Stored data:
§ §

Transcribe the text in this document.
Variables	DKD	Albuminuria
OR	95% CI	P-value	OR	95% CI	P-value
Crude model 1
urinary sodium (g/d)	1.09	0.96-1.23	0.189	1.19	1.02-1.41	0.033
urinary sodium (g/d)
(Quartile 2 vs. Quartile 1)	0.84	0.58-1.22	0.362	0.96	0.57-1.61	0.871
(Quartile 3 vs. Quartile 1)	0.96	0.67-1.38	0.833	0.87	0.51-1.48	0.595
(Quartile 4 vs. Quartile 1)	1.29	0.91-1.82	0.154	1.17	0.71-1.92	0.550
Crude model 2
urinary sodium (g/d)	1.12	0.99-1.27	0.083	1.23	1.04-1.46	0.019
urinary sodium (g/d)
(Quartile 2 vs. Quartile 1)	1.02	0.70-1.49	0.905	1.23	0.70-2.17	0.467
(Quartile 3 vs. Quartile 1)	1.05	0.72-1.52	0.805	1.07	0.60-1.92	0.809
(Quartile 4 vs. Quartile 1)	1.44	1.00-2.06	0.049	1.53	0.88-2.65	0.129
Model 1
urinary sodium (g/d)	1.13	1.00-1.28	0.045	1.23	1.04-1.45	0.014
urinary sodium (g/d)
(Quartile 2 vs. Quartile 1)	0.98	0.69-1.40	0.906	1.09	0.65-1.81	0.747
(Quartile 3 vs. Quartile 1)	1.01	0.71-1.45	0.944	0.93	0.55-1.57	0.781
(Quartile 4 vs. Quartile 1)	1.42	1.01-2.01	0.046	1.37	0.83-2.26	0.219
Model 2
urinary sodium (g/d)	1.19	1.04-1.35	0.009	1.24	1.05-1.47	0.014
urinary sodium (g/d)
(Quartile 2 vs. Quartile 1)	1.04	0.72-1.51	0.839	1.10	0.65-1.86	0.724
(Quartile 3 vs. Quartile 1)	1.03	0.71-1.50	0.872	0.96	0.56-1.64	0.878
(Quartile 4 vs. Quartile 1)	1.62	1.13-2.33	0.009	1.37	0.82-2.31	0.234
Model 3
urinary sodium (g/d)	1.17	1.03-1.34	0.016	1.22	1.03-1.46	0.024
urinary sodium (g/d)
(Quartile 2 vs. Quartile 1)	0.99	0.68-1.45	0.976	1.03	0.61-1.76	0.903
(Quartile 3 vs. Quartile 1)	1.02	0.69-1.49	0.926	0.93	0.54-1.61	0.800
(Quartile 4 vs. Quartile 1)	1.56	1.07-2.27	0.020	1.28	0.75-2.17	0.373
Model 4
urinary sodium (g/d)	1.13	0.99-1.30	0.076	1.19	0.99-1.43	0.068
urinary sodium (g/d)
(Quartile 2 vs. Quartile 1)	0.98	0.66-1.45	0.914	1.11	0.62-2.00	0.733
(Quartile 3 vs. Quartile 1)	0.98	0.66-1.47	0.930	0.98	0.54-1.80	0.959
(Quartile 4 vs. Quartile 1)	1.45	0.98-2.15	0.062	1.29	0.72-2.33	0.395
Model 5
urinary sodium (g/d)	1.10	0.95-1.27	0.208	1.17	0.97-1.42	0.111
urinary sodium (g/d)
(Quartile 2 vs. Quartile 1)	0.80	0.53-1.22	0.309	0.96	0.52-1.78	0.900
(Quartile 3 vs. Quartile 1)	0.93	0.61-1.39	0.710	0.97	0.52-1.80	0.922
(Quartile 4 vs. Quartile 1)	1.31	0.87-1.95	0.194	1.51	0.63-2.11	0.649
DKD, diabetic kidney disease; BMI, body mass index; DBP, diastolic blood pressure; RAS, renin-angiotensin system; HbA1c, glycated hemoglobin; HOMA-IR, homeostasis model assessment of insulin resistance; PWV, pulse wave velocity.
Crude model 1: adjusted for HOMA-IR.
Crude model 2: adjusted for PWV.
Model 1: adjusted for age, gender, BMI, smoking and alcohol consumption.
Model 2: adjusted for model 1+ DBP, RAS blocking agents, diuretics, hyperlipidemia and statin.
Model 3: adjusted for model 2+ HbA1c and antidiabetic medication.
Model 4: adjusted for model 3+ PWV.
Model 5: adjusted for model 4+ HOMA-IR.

§ §

§ Work instructions:
Go through the listing and copy all of it exactly.

§ Exercise answer:
Transcribe the text in this document.
Variables	DKD	Albuminuria
OR	95% CI	P-value	OR	95% CI	P-value
Crude model 1
urinary sodium (g/d)	1.09	0.96-1.23	0.189	1.19	1.02-1.41	0.033
urinary sodium (g/d)
(Quartile 2 vs. Quartile 1)	0.84	0.58-1.22	0.362	0.96	0.57-1.61	0.871
(Quartile 3 vs. Quartile 1)	0.96	0.67-1.38	0.833	0.87	0.51-1.48	0.595
(Quartile 4 vs. Quartile 1)	1.29	0.91-1.82	0.154	1.17	0.71-1.92	0.550
Crude model 2
urinary sodium (g/d)	1.12	0.99-1.27	0.083	1.23	1.04-1.46	0.019
urinary sodium (g/d)
(Quartile 2 vs. Quartile 1)	1.02	0.70-1.49	0.905	1.23	0.70-2.17	0.467
(Quartile 3 vs. Quartile 1)	1.05	0.72-1.52	0.805	1.07	0.60-1.92	0.809
(Quartile 4 vs. Quartile 1)	1.44	1.00-2.06	0.049	1.53	0.88-2.65	0.129
Model 1
urinary sodium (g/d)	1.13	1.00-1.28	0.045	1.23	1.04-1.45	0.014
urinary sodium (g/d)
(Quartile 2 vs. Quartile 1)	0.98	0.69-1.40	0.906	1.09	0.65-1.81	0.747
(Quartile 3 vs. Quartile 1)	1.01	0.71-1.45	0.944	0.93	0.55-1.57	0.781
(Quartile 4 vs. Quartile 1)	1.42	1.01-2.01	0.046	1.37	0.83-2.26	0.219
Model 2
urinary sodium (g/d)	1.19	1.04-1.35	0.009	1.24	1.05-1.47	0.014
urinary sodium (g/d)
(Quartile 2 vs. Quartile 1)	1.04	0.72-1.51	0.839	1.10	0.65-1.86	0.724
(Quartile 3 vs. Quartile 1)	1.03	0.71-1.50	0.872	0.96	0.56-1.64	0.878
(Quartile 4 vs. Quartile 1)	1.62	1.13-2.33	0.009	1.37	0.82-2.31	0.234
Model 3
urinary sodium (g/d)	1.17	1.03-1.34	0.016	1.22	1.03-1.46	0.024
urinary sodium (g/d)
(Quartile 2 vs. Quartile 1)	0.99	0.68-1.45	0.976	1.03	0.61-1.76	0.903
(Quartile 3 vs. Quartile 1)	1.02	0.69-1.49	0.926	0.93	0.54-1.61	0.800
(Quartile 4 vs. Quartile 1)	1.56	1.07-2.27	0.020	1.28	0.75-2.17	0.373
Model 4
urinary sodium (g/d)	1.13	0.99-1.30	0.076	1.19	0.99-1.43	0.068
urinary sodium (g/d)
(Quartile 2 vs. Quartile 1)	0.98	0.66-1.45	0.914	1.11	0.62-2.00	0.733
(Quartile 3 vs. Quartile 1)	0.98	0.66-1.47	0.930	0.98	0.54-1.80	0.959
(Quartile 4 vs. Quartile 1)	1.45	0.98-2.15	0.062	1.29	0.72-2.33	0.395
Model 5
urinary sodium (g/d)	1.10	0.95-1.27	0.208	1.17	0.97-1.42	0.111
urinary sodium (g/d)
(Quartile 2 vs. Quartile 1)	0.80	0.53-1.22	0.309	0.96	0.52-1.78	0.900
(Quartile 3 vs. Quartile 1)	0.93	0.61-1.39	0.710	0.97	0.52-1.80	0.922
(Quartile 4 vs. Quartile 1)	1.31	0.87-1.95	0.194	1.51	0.63-2.11	0.649
DKD, diabetic kidney disease; BMI, body mass index; DBP, diastolic blood pressure; RAS, renin-angiotensin system; HbA1c, glycated hemoglobin; HOMA-IR, homeostasis model assessment of insulin resistance; PWV, pulse wave velocity.
Crude model 1: adjusted for HOMA-IR.
Crude model 2: adjusted for PWV.
Model 1: adjusted for age, gender, BMI, smoking and alcohol consumption.
Model 2: adjusted for model 1+ DBP, RAS blocking agents, diuretics, hyperlipidemia and statin.
Model 3: adjusted for model 2+ HbA1c and antidiabetic medication.
Model 4: adjusted for model 3+ PWV.
Model 5: adjusted for model 4+ HOMA-IR.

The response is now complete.